## SHORT EXERCISE
Leave out the pictures and copy the remaining records exactly.

## RECORDS SHOWN
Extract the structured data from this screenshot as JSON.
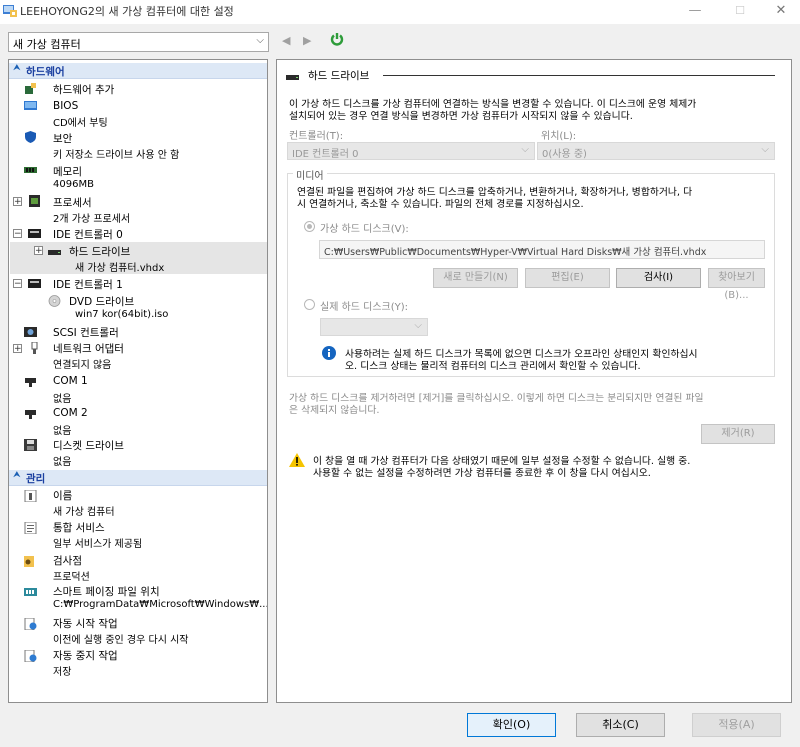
{
  "window": {
    "title": "LEEHOYONG2의 새 가상 컴퓨터에 대한 설정",
    "minimize_glyph": "—",
    "maximize_glyph": "☐",
    "close_glyph": "✕"
  },
  "toolbar": {
    "vm_selected": "새 가상 컴퓨터",
    "dropdown_glyph": "⌵",
    "back_glyph": "◀",
    "forward_glyph": "▶",
    "accent_color": "#2e9c3a"
  },
  "tree": {
    "hardware_section": "하드웨어",
    "management_section": "관리",
    "collapse_glyph": "⮝",
    "expand_plus": "+",
    "expand_minus": "−",
    "hardware": [
      {
        "name": "하드웨어 추가",
        "sub": ""
      },
      {
        "name": "BIOS",
        "sub": "CD에서 부팅"
      },
      {
        "name": "보안",
        "sub": "키 저장소 드라이브 사용 안 함"
      },
      {
        "name": "메모리",
        "sub": "4096MB"
      },
      {
        "name": "프로세서",
        "sub": "2개 가상 프로세서"
      },
      {
        "name": "IDE 컨트롤러 0",
        "sub": ""
      },
      {
        "name": "하드 드라이브",
        "sub": "새 가상 컴퓨터.vhdx"
      },
      {
        "name": "IDE 컨트롤러 1",
        "sub": ""
      },
      {
        "name": "DVD 드라이브",
        "sub": "win7 kor(64bit).iso"
      },
      {
        "name": "SCSI 컨트롤러",
        "sub": ""
      },
      {
        "name": "네트워크 어댑터",
        "sub": "연결되지 않음"
      },
      {
        "name": "COM 1",
        "sub": "없음"
      },
      {
        "name": "COM 2",
        "sub": "없음"
      },
      {
        "name": "디스켓 드라이브",
        "sub": "없음"
      }
    ],
    "management": [
      {
        "name": "이름",
        "sub": "새 가상 컴퓨터"
      },
      {
        "name": "통합 서비스",
        "sub": "일부 서비스가 제공됨"
      },
      {
        "name": "검사점",
        "sub": "프로덕션"
      },
      {
        "name": "스마트 페이징 파일 위치",
        "sub": "C:₩ProgramData₩Microsoft₩Windows₩..."
      },
      {
        "name": "자동 시작 작업",
        "sub": "이전에 실행 중인 경우 다시 시작"
      },
      {
        "name": "자동 중지 작업",
        "sub": "저장"
      }
    ]
  },
  "panel": {
    "heading": "하드 드라이브",
    "intro_line1": "이 가상 하드 디스크를 가상 컴퓨터에 연결하는 방식을 변경할 수 있습니다. 이 디스크에 운영 체제가",
    "intro_line2": "설치되어 있는 경우 연결 방식을 변경하면 가상 컴퓨터가 시작되지 않을 수 있습니다.",
    "controller_label": "컨트롤러(T):",
    "controller_value": "IDE 컨트롤러 0",
    "location_label": "위치(L):",
    "location_value": "0(사용 중)",
    "media_label": "미디어",
    "media_desc1": "연결된 파일을 편집하여 가상 하드 디스크를 압축하거나, 변환하거나, 확장하거나, 병합하거나, 다",
    "media_desc2": "시 연결하거나, 축소할 수 있습니다. 파일의 전체 경로를 지정하십시오.",
    "vhd_label": "가상 하드 디스크(V):",
    "vhd_path": "C:₩Users₩Public₩Documents₩Hyper-V₩Virtual Hard Disks₩새 가상 컴퓨터.vhdx",
    "new_btn": "새로 만들기(N)",
    "edit_btn": "편집(E)",
    "inspect_btn": "검사(I)",
    "browse_btn": "찾아보기(B)...",
    "physical_label": "실제 하드 디스크(Y):",
    "info_line1": "사용하려는 실제 하드 디스크가 목록에 없으면 디스크가 오프라인 상태인지 확인하십시",
    "info_line2": "오. 디스크 상태는 물리적 컴퓨터의 디스크 관리에서 확인할 수 있습니다.",
    "remove_desc1": "가상 하드 디스크를 제거하려면 [제거]를 클릭하십시오. 이렇게 하면 디스크는 분리되지만 연결된 파일",
    "remove_desc2": "은 삭제되지 않습니다.",
    "remove_btn": "제거(R)",
    "warn_line1": "이 창을 열 때 가상 컴퓨터가 다음 상태였기 때문에 일부 설정을 수정할 수 없습니다. 실행 중.",
    "warn_line2": "사용할 수 없는 설정을 수정하려면 가상 컴퓨터를 종료한 후 이 창을 다시 여십시오."
  },
  "footer": {
    "ok": "확인(O)",
    "cancel": "취소(C)",
    "apply": "적용(A)"
  }
}
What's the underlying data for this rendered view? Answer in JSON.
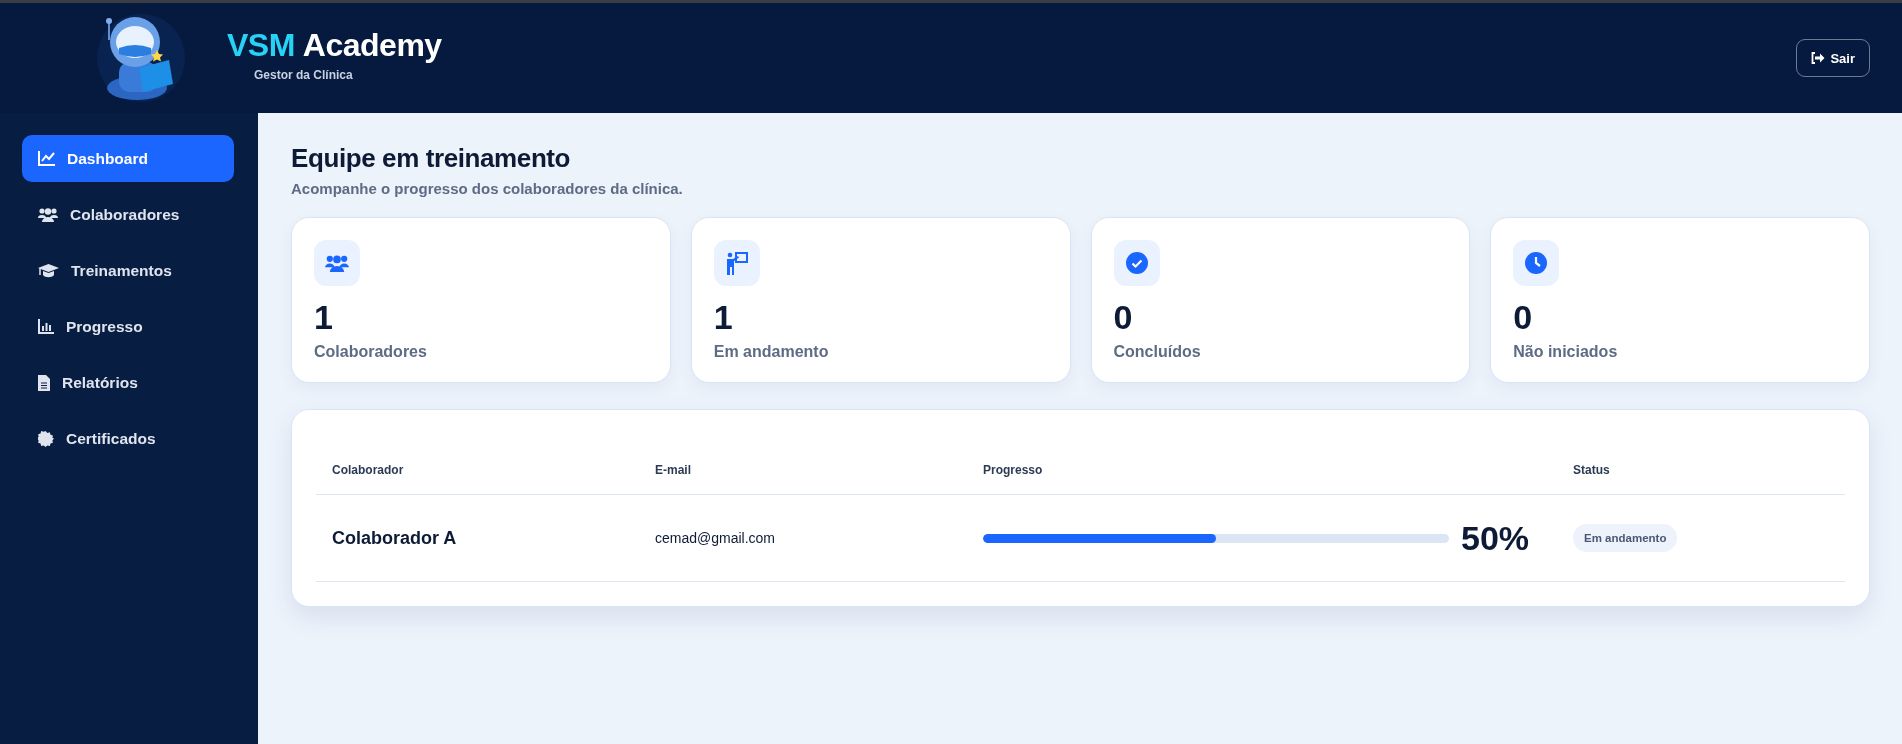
{
  "header": {
    "brand_accent": "VSM",
    "brand_name": "Academy",
    "subtitle": "Gestor da Clínica",
    "logout": "Sair"
  },
  "sidebar": {
    "items": [
      {
        "label": "Dashboard",
        "selected": true
      },
      {
        "label": "Colaboradores",
        "selected": false
      },
      {
        "label": "Treinamentos",
        "selected": false
      },
      {
        "label": "Progresso",
        "selected": false
      },
      {
        "label": "Relatórios",
        "selected": false
      },
      {
        "label": "Certificados",
        "selected": false
      }
    ]
  },
  "page": {
    "title": "Equipe em treinamento",
    "subtitle": "Acompanhe o progresso dos colaboradores da clínica."
  },
  "stats": [
    {
      "value": "1",
      "label": "Colaboradores"
    },
    {
      "value": "1",
      "label": "Em andamento"
    },
    {
      "value": "0",
      "label": "Concluídos"
    },
    {
      "value": "0",
      "label": "Não iniciados"
    }
  ],
  "table": {
    "columns": [
      "Colaborador",
      "E-mail",
      "Progresso",
      "Status"
    ],
    "rows": [
      {
        "name": "Colaborador A",
        "email": "cemad@gmail.com",
        "level": 0.5,
        "percent": "50%",
        "status": "Em andamento"
      }
    ]
  }
}
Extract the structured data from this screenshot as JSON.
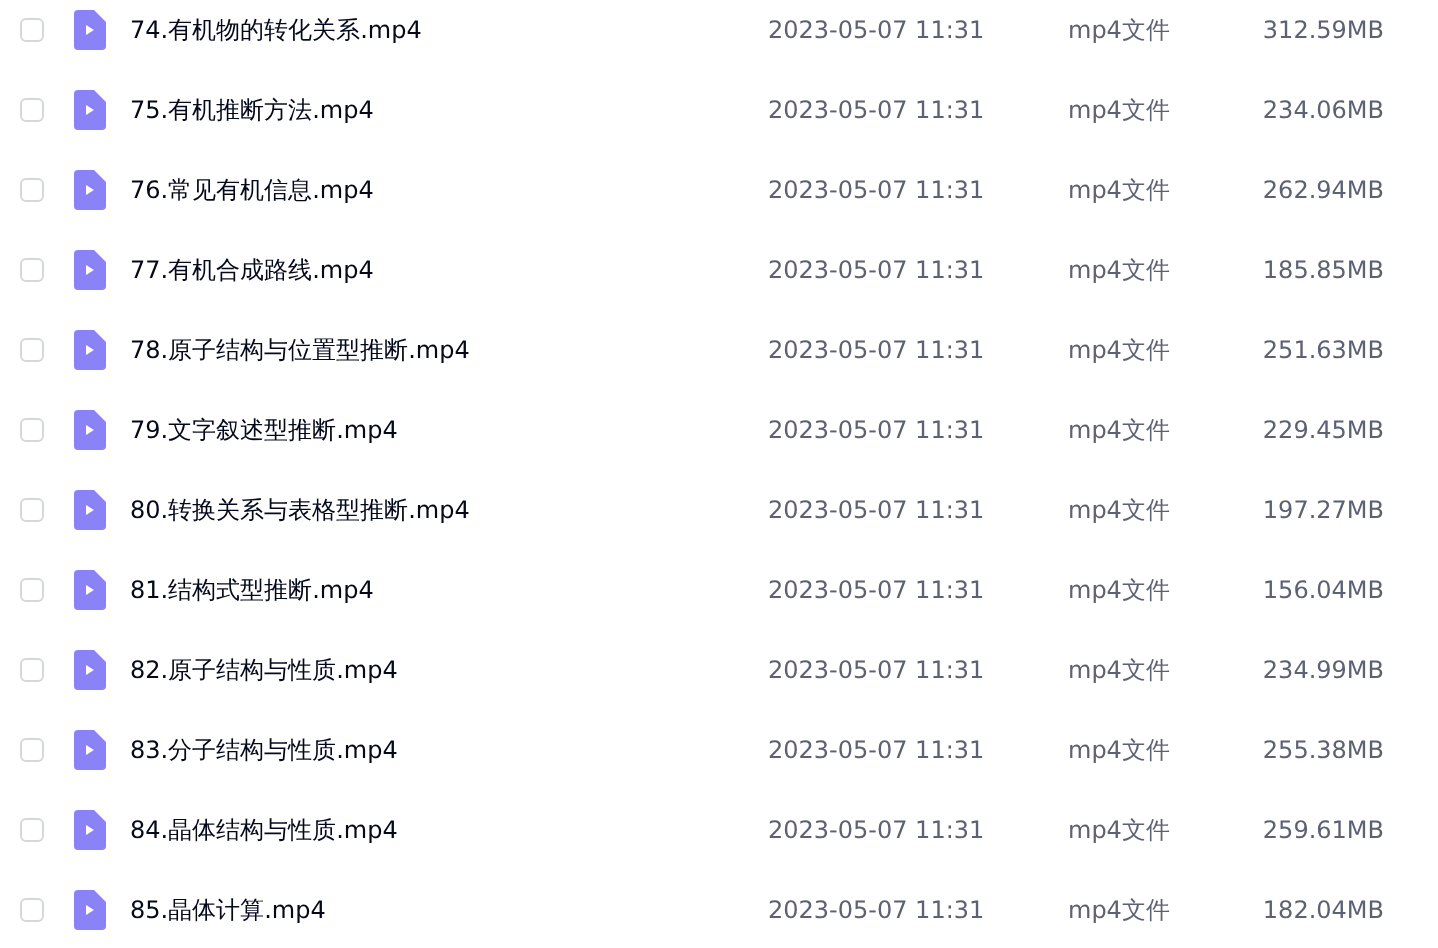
{
  "files": [
    {
      "name": "74.有机物的转化关系.mp4",
      "modified": "2023-05-07 11:31",
      "type": "mp4文件",
      "size": "312.59MB",
      "checked": false
    },
    {
      "name": "75.有机推断方法.mp4",
      "modified": "2023-05-07 11:31",
      "type": "mp4文件",
      "size": "234.06MB",
      "checked": false
    },
    {
      "name": "76.常见有机信息.mp4",
      "modified": "2023-05-07 11:31",
      "type": "mp4文件",
      "size": "262.94MB",
      "checked": false
    },
    {
      "name": "77.有机合成路线.mp4",
      "modified": "2023-05-07 11:31",
      "type": "mp4文件",
      "size": "185.85MB",
      "checked": false
    },
    {
      "name": "78.原子结构与位置型推断.mp4",
      "modified": "2023-05-07 11:31",
      "type": "mp4文件",
      "size": "251.63MB",
      "checked": false
    },
    {
      "name": "79.文字叙述型推断.mp4",
      "modified": "2023-05-07 11:31",
      "type": "mp4文件",
      "size": "229.45MB",
      "checked": false
    },
    {
      "name": "80.转换关系与表格型推断.mp4",
      "modified": "2023-05-07 11:31",
      "type": "mp4文件",
      "size": "197.27MB",
      "checked": false
    },
    {
      "name": "81.结构式型推断.mp4",
      "modified": "2023-05-07 11:31",
      "type": "mp4文件",
      "size": "156.04MB",
      "checked": false
    },
    {
      "name": "82.原子结构与性质.mp4",
      "modified": "2023-05-07 11:31",
      "type": "mp4文件",
      "size": "234.99MB",
      "checked": false
    },
    {
      "name": "83.分子结构与性质.mp4",
      "modified": "2023-05-07 11:31",
      "type": "mp4文件",
      "size": "255.38MB",
      "checked": false
    },
    {
      "name": "84.晶体结构与性质.mp4",
      "modified": "2023-05-07 11:31",
      "type": "mp4文件",
      "size": "259.61MB",
      "checked": false
    },
    {
      "name": "85.晶体计算.mp4",
      "modified": "2023-05-07 11:31",
      "type": "mp4文件",
      "size": "182.04MB",
      "checked": false
    }
  ]
}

## WORKED ANSWER
Extract the structured data from this screenshot as JSON.
{
  "window": {
    "title": "LEEHOYONG2의 새 가상 컴퓨터에 대한 설정",
    "minimize_glyph": "—",
    "maximize_glyph": "☐",
    "close_glyph": "✕"
  },
  "toolbar": {
    "vm_selected": "새 가상 컴퓨터",
    "dropdown_glyph": "⌵",
    "back_glyph": "◀",
    "forward_glyph": "▶",
    "accent_color": "#2e9c3a"
  },
  "tree": {
    "hardware_section": "하드웨어",
    "management_section": "관리",
    "collapse_glyph": "⮝",
    "expand_plus": "+",
    "expand_minus": "−",
    "hardware": [
      {
        "name": "하드웨어 추가",
        "sub": ""
      },
      {
        "name": "BIOS",
        "sub": "CD에서 부팅"
      },
      {
        "name": "보안",
        "sub": "키 저장소 드라이브 사용 안 함"
      },
      {
        "name": "메모리",
        "sub": "4096MB"
      },
      {
        "name": "프로세서",
        "sub": "2개 가상 프로세서"
      },
      {
        "name": "IDE 컨트롤러 0",
        "sub": ""
      },
      {
        "name": "하드 드라이브",
        "sub": "새 가상 컴퓨터.vhdx"
      },
      {
        "name": "IDE 컨트롤러 1",
        "sub": ""
      },
      {
        "name": "DVD 드라이브",
        "sub": "win7 kor(64bit).iso"
      },
      {
        "name": "SCSI 컨트롤러",
        "sub": ""
      },
      {
        "name": "네트워크 어댑터",
        "sub": "연결되지 않음"
      },
      {
        "name": "COM 1",
        "sub": "없음"
      },
      {
        "name": "COM 2",
        "sub": "없음"
      },
      {
        "name": "디스켓 드라이브",
        "sub": "없음"
      }
    ],
    "management": [
      {
        "name": "이름",
        "sub": "새 가상 컴퓨터"
      },
      {
        "name": "통합 서비스",
        "sub": "일부 서비스가 제공됨"
      },
      {
        "name": "검사점",
        "sub": "프로덕션"
      },
      {
        "name": "스마트 페이징 파일 위치",
        "sub": "C:₩ProgramData₩Microsoft₩Windows₩..."
      },
      {
        "name": "자동 시작 작업",
        "sub": "이전에 실행 중인 경우 다시 시작"
      },
      {
        "name": "자동 중지 작업",
        "sub": "저장"
      }
    ]
  },
  "panel": {
    "heading": "하드 드라이브",
    "intro_line1": "이 가상 하드 디스크를 가상 컴퓨터에 연결하는 방식을 변경할 수 있습니다. 이 디스크에 운영 체제가",
    "intro_line2": "설치되어 있는 경우 연결 방식을 변경하면 가상 컴퓨터가 시작되지 않을 수 있습니다.",
    "controller_label": "컨트롤러(T):",
    "controller_value": "IDE 컨트롤러 0",
    "location_label": "위치(L):",
    "location_value": "0(사용 중)",
    "media_label": "미디어",
    "media_desc1": "연결된 파일을 편집하여 가상 하드 디스크를 압축하거나, 변환하거나, 확장하거나, 병합하거나, 다",
    "media_desc2": "시 연결하거나, 축소할 수 있습니다. 파일의 전체 경로를 지정하십시오.",
    "vhd_label": "가상 하드 디스크(V):",
    "vhd_path": "C:₩Users₩Public₩Documents₩Hyper-V₩Virtual Hard Disks₩새 가상 컴퓨터.vhdx",
    "new_btn": "새로 만들기(N)",
    "edit_btn": "편집(E)",
    "inspect_btn": "검사(I)",
    "browse_btn": "찾아보기(B)...",
    "physical_label": "실제 하드 디스크(Y):",
    "info_line1": "사용하려는 실제 하드 디스크가 목록에 없으면 디스크가 오프라인 상태인지 확인하십시",
    "info_line2": "오. 디스크 상태는 물리적 컴퓨터의 디스크 관리에서 확인할 수 있습니다.",
    "remove_desc1": "가상 하드 디스크를 제거하려면 [제거]를 클릭하십시오. 이렇게 하면 디스크는 분리되지만 연결된 파일",
    "remove_desc2": "은 삭제되지 않습니다.",
    "remove_btn": "제거(R)",
    "warn_line1": "이 창을 열 때 가상 컴퓨터가 다음 상태였기 때문에 일부 설정을 수정할 수 없습니다. 실행 중.",
    "warn_line2": "사용할 수 없는 설정을 수정하려면 가상 컴퓨터를 종료한 후 이 창을 다시 여십시오."
  },
  "footer": {
    "ok": "확인(O)",
    "cancel": "취소(C)",
    "apply": "적용(A)"
  }
}
What's the underlying data for this rendered view? Answer in JSON.
{
  "header": {
    "brand_accent": "VSM",
    "brand_name": "Academy",
    "subtitle": "Gestor da Clínica",
    "logout": "Sair"
  },
  "sidebar": {
    "items": [
      {
        "label": "Dashboard",
        "selected": true
      },
      {
        "label": "Colaboradores",
        "selected": false
      },
      {
        "label": "Treinamentos",
        "selected": false
      },
      {
        "label": "Progresso",
        "selected": false
      },
      {
        "label": "Relatórios",
        "selected": false
      },
      {
        "label": "Certificados",
        "selected": false
      }
    ]
  },
  "page": {
    "title": "Equipe em treinamento",
    "subtitle": "Acompanhe o progresso dos colaboradores da clínica."
  },
  "stats": [
    {
      "value": "1",
      "label": "Colaboradores"
    },
    {
      "value": "1",
      "label": "Em andamento"
    },
    {
      "value": "0",
      "label": "Concluídos"
    },
    {
      "value": "0",
      "label": "Não iniciados"
    }
  ],
  "table": {
    "columns": [
      "Colaborador",
      "E-mail",
      "Progresso",
      "Status"
    ],
    "rows": [
      {
        "name": "Colaborador A",
        "email": "cemad@gmail.com",
        "level": 0.5,
        "percent": "50%",
        "status": "Em andamento"
      }
    ]
  }
}
Extract the structured data from this screenshot as JSON.
{
  "files": [
    {
      "name": "74.有机物的转化关系.mp4",
      "modified": "2023-05-07 11:31",
      "type": "mp4文件",
      "size": "312.59MB",
      "checked": false
    },
    {
      "name": "75.有机推断方法.mp4",
      "modified": "2023-05-07 11:31",
      "type": "mp4文件",
      "size": "234.06MB",
      "checked": false
    },
    {
      "name": "76.常见有机信息.mp4",
      "modified": "2023-05-07 11:31",
      "type": "mp4文件",
      "size": "262.94MB",
      "checked": false
    },
    {
      "name": "77.有机合成路线.mp4",
      "modified": "2023-05-07 11:31",
      "type": "mp4文件",
      "size": "185.85MB",
      "checked": false
    },
    {
      "name": "78.原子结构与位置型推断.mp4",
      "modified": "2023-05-07 11:31",
      "type": "mp4文件",
      "size": "251.63MB",
      "checked": false
    },
    {
      "name": "79.文字叙述型推断.mp4",
      "modified": "2023-05-07 11:31",
      "type": "mp4文件",
      "size": "229.45MB",
      "checked": false
    },
    {
      "name": "80.转换关系与表格型推断.mp4",
      "modified": "2023-05-07 11:31",
      "type": "mp4文件",
      "size": "197.27MB",
      "checked": false
    },
    {
      "name": "81.结构式型推断.mp4",
      "modified": "2023-05-07 11:31",
      "type": "mp4文件",
      "size": "156.04MB",
      "checked": false
    },
    {
      "name": "82.原子结构与性质.mp4",
      "modified": "2023-05-07 11:31",
      "type": "mp4文件",
      "size": "234.99MB",
      "checked": false
    },
    {
      "name": "83.分子结构与性质.mp4",
      "modified": "2023-05-07 11:31",
      "type": "mp4文件",
      "size": "255.38MB",
      "checked": false
    },
    {
      "name": "84.晶体结构与性质.mp4",
      "modified": "2023-05-07 11:31",
      "type": "mp4文件",
      "size": "259.61MB",
      "checked": false
    },
    {
      "name": "85.晶体计算.mp4",
      "modified": "2023-05-07 11:31",
      "type": "mp4文件",
      "size": "182.04MB",
      "checked": false
    }
  ]
}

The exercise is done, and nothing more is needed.